# [Direction]
Pictures in the records should not be copied, but every other part must be repeated exactly.

# [Working data]

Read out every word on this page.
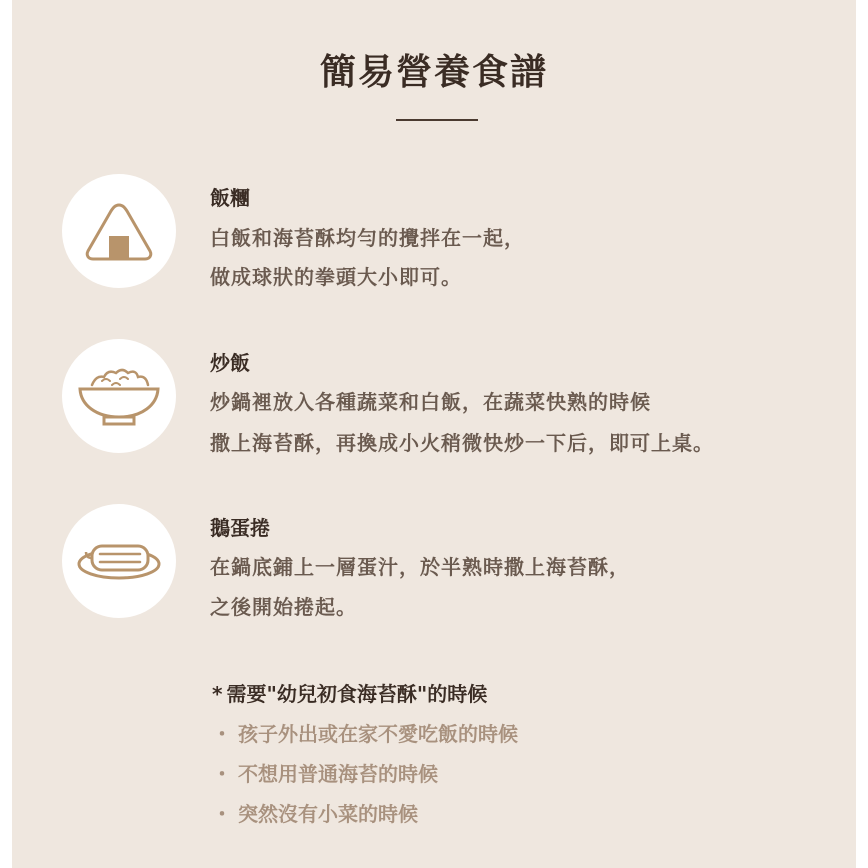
簡易營養食譜
飯糰
白飯和海苔酥均勻的攪拌在一起，
做成球狀的拳頭大小即可。
炒飯
炒鍋裡放入各種蔬菜和白飯，在蔬菜快熟的時候
撒上海苔酥，再換成小火稍微快炒一下后，即可上桌。
鵝蛋捲
在鍋底鋪上一層蛋汁，於半熟時撒上海苔酥，
之後開始捲起。
* 需要"幼兒初食海苔酥"的時候
・ 孩子外出或在家不愛吃飯的時候
・ 不想用普通海苔的時候
・ 突然沒有小菜的時候
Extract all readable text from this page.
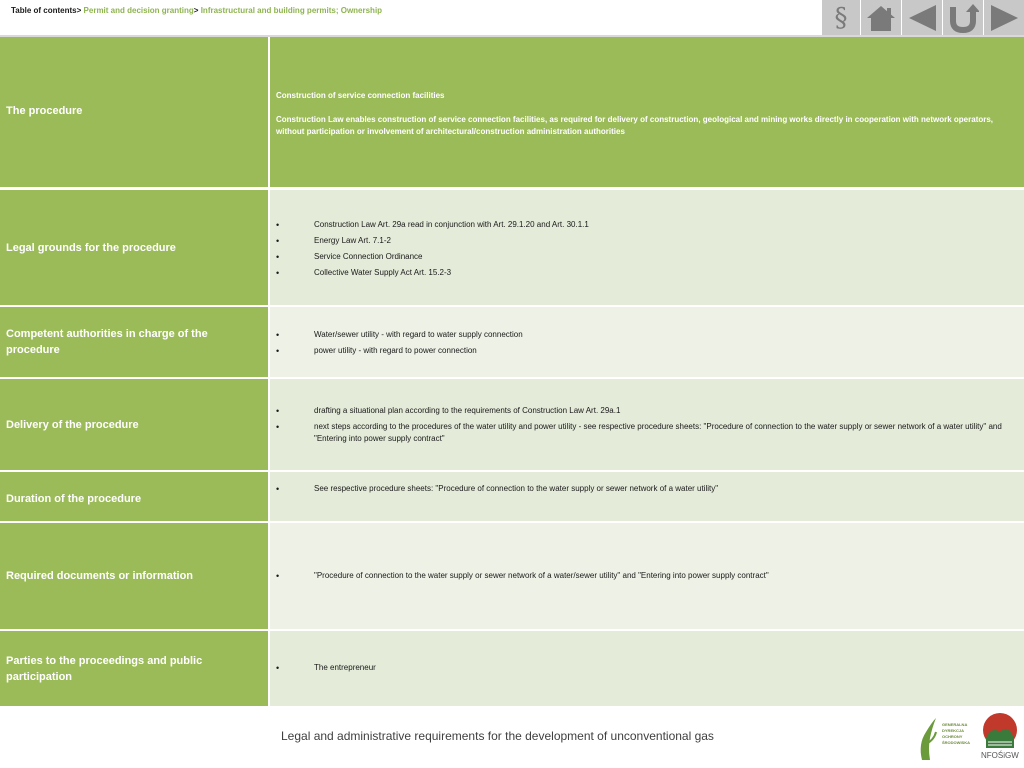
Table of contents> Permit and decision granting> Infrastructural and building permits; Ownership	§
The procedure

Construction of service connection facilities

Construction Law enables construction of service connection facilities, as required for delivery of construction, geological and mining works directly in cooperation with network operators, without participation or involvement of architectural/construction administration authorities

Legal grounds for the procedure
• Construction Law Art. 29a read in conjunction with Art. 29.1.20 and Art. 30.1.1
• Energy Law Art. 7.1-2
• Service Connection Ordinance
• Collective Water Supply Act Art. 15.2-3
Competent authorities in charge of the procedure
• Water/sewer utility - with regard to water supply connection
• power utility - with regard to power connection
Delivery of the procedure
• drafting a situational plan according to the requirements of Construction Law Art. 29a.1
• next steps according to the procedures of the water utility and power utility - see respective procedure sheets: "Procedure of connection to the water supply or sewer network of a water utility" and "Entering into power supply contract"
Duration of the procedure
• See respective procedure sheets: "Procedure of connection to the water supply or sewer network of a water utility"
Required documents or information
•	"Procedure of connection to the water supply or sewer network of a water/sewer utility" and "Entering into power supply contract"
Parties to the proceedings and public participation
• The entrepreneur
Legal and administrative requirements for the development of unconventional gas
GENERALNA
DYREKCJA
OCHRONY
ŚRODOWISKA
NFOŚiGW
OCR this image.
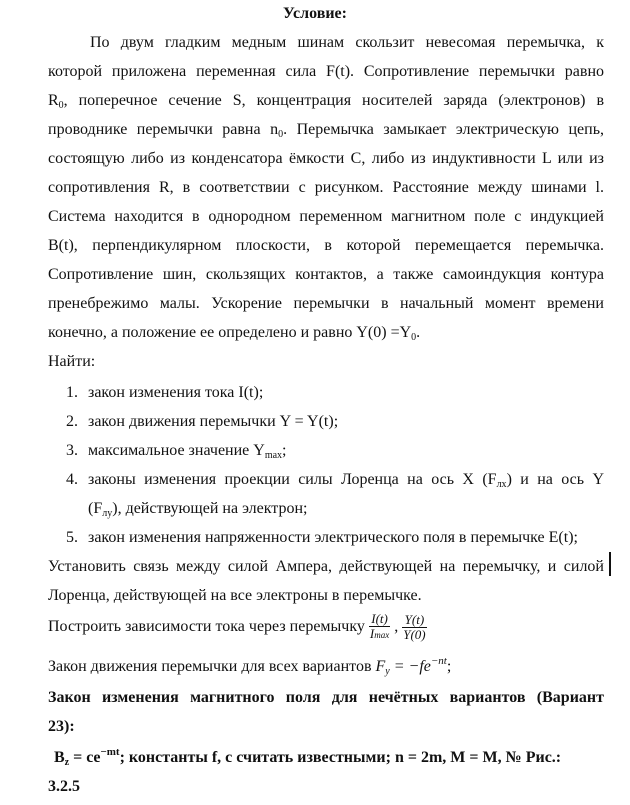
Условие:
По двум гладким медным шинам скользит невесомая перемычка, к
которой приложена переменная сила F(t). Сопротивление перемычки равно
R0, поперечное сечение S, концентрация носителей заряда (электронов) в
проводнике перемычки равна n0. Перемычка замыкает электрическую цепь,
состоящую либо из конденсатора ёмкости C, либо из индуктивности L или из
сопротивления R, в соответствии с рисунком. Расстояние между шинами l.
Система находится в однородном переменном магнитном поле с индукцией
B(t), перпендикулярном плоскости, в которой перемещается перемычка.
Сопротивление шин, скользящих контактов, а также самоиндукция контура
пренебрежимо малы. Ускорение перемычки в начальный момент времени
конечно, а положение ее определено и равно Y(0) =Y0.
Найти:
1. закон изменения тока I(t);
2. закон движения перемычки Y = Y(t);
3. максимальное значение Ymax;
4. законы изменения проекции силы Лоренца на ось X (Fлх) и на ось Y
(Fлу), действующей на электрон;
5. закон изменения напряженности электрического поля в перемычке E(t);
Установить связь между силой Ампера, действующей на перемычку, и силой
Лоренца, действующей на все электроны в перемычке.
Построить зависимости тока через перемычку $\frac{I(t)}{Imax}$ , $\frac{Y(t)}{Y(0)}$
Закон движения перемычки для всех вариантов $Fy = -fe^{-nt}$;
Закон изменения магнитного поля для нечётных вариантов (Вариант
23):
$Bz = ce^{-mt}$; константы f, c считать известными; n = 2m, M = M, № Рис.:
3.2.5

# [Answer below]
Read out every word on this page.
簡易營養食譜
飯糰
白飯和海苔酥均勻的攪拌在一起，
做成球狀的拳頭大小即可。
炒飯
炒鍋裡放入各種蔬菜和白飯，在蔬菜快熟的時候
撒上海苔酥，再換成小火稍微快炒一下后，即可上桌。
鵝蛋捲
在鍋底鋪上一層蛋汁，於半熟時撒上海苔酥，
之後開始捲起。
* 需要"幼兒初食海苔酥"的時候
・ 孩子外出或在家不愛吃飯的時候
・ 不想用普通海苔的時候
・ 突然沒有小菜的時候
Extract all readable text from this page.
Table of contents> Permit and decision granting> Infrastructural and building permits; Ownership	§
The procedure

Construction of service connection facilities

Construction Law enables construction of service connection facilities, as required for delivery of construction, geological and mining works directly in cooperation with network operators, without participation or involvement of architectural/construction administration authorities

Legal grounds for the procedure
• Construction Law Art. 29a read in conjunction with Art. 29.1.20 and Art. 30.1.1
• Energy Law Art. 7.1-2
• Service Connection Ordinance
• Collective Water Supply Act Art. 15.2-3
Competent authorities in charge of the procedure
• Water/sewer utility - with regard to water supply connection
• power utility - with regard to power connection
Delivery of the procedure
• drafting a situational plan according to the requirements of Construction Law Art. 29a.1
• next steps according to the procedures of the water utility and power utility - see respective procedure sheets: "Procedure of connection to the water supply or sewer network of a water utility" and "Entering into power supply contract"
Duration of the procedure
• See respective procedure sheets: "Procedure of connection to the water supply or sewer network of a water utility"
Required documents or information
•	"Procedure of connection to the water supply or sewer network of a water/sewer utility" and "Entering into power supply contract"
Parties to the proceedings and public participation
• The entrepreneur
Legal and administrative requirements for the development of unconventional gas
GENERALNA
DYREKCJA
OCHRONY
ŚRODOWISKA
NFOŚiGW
OCR this image.
Условие:
По двум гладким медным шинам скользит невесомая перемычка, к
которой приложена переменная сила F(t). Сопротивление перемычки равно
R0, поперечное сечение S, концентрация носителей заряда (электронов) в
проводнике перемычки равна n0. Перемычка замыкает электрическую цепь,
состоящую либо из конденсатора ёмкости C, либо из индуктивности L или из
сопротивления R, в соответствии с рисунком. Расстояние между шинами l.
Система находится в однородном переменном магнитном поле с индукцией
B(t), перпендикулярном плоскости, в которой перемещается перемычка.
Сопротивление шин, скользящих контактов, а также самоиндукция контура
пренебрежимо малы. Ускорение перемычки в начальный момент времени
конечно, а положение ее определено и равно Y(0) =Y0.
Найти:
1. закон изменения тока I(t);
2. закон движения перемычки Y = Y(t);
3. максимальное значение Ymax;
4. законы изменения проекции силы Лоренца на ось X (Fлх) и на ось Y
(Fлу), действующей на электрон;
5. закон изменения напряженности электрического поля в перемычке E(t);
Установить связь между силой Ампера, действующей на перемычку, и силой
Лоренца, действующей на все электроны в перемычке.
Построить зависимости тока через перемычку $\frac{I(t)}{Imax}$ , $\frac{Y(t)}{Y(0)}$
Закон движения перемычки для всех вариантов $Fy = -fe^{-nt}$;
Закон изменения магнитного поля для нечётных вариантов (Вариант
23):
$Bz = ce^{-mt}$; константы f, c считать известными; n = 2m, M = M, № Рис.:
3.2.5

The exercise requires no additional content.